BEGIN

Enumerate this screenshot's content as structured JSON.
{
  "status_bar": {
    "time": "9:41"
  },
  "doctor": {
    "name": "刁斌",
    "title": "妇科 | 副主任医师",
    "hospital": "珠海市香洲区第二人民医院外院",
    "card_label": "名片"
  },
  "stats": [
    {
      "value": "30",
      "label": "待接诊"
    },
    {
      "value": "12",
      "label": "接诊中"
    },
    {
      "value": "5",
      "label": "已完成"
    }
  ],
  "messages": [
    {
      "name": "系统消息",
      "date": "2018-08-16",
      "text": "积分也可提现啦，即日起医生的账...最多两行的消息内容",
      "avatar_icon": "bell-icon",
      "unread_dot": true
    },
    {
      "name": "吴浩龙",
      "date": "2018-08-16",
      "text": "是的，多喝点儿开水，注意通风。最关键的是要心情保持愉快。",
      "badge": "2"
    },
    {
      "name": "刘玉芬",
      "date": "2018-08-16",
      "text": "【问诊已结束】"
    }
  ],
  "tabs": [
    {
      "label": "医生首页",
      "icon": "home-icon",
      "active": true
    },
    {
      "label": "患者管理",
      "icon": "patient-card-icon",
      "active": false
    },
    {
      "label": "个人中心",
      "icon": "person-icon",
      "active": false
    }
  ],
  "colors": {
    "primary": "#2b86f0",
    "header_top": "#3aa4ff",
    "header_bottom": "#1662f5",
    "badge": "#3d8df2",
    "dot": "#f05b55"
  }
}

END

Recopy all the lines exactly as they appear.

• RESULT OF THE EXERCISE:
Enumerate this screenshot's content as structured JSON.
{
  "status_bar": {
    "time": "9:41"
  },
  "doctor": {
    "name": "刁斌",
    "title": "妇科 | 副主任医师",
    "hospital": "珠海市香洲区第二人民医院外院",
    "card_label": "名片"
  },
  "stats": [
    {
      "value": "30",
      "label": "待接诊"
    },
    {
      "value": "12",
      "label": "接诊中"
    },
    {
      "value": "5",
      "label": "已完成"
    }
  ],
  "messages": [
    {
      "name": "系统消息",
      "date": "2018-08-16",
      "text": "积分也可提现啦，即日起医生的账...最多两行的消息内容",
      "avatar_icon": "bell-icon",
      "unread_dot": true
    },
    {
      "name": "吴浩龙",
      "date": "2018-08-16",
      "text": "是的，多喝点儿开水，注意通风。最关键的是要心情保持愉快。",
      "badge": "2"
    },
    {
      "name": "刘玉芬",
      "date": "2018-08-16",
      "text": "【问诊已结束】"
    }
  ],
  "tabs": [
    {
      "label": "医生首页",
      "icon": "home-icon",
      "active": true
    },
    {
      "label": "患者管理",
      "icon": "patient-card-icon",
      "active": false
    },
    {
      "label": "个人中心",
      "icon": "person-icon",
      "active": false
    }
  ],
  "colors": {
    "primary": "#2b86f0",
    "header_top": "#3aa4ff",
    "header_bottom": "#1662f5",
    "badge": "#3d8df2",
    "dot": "#f05b55"
  }
}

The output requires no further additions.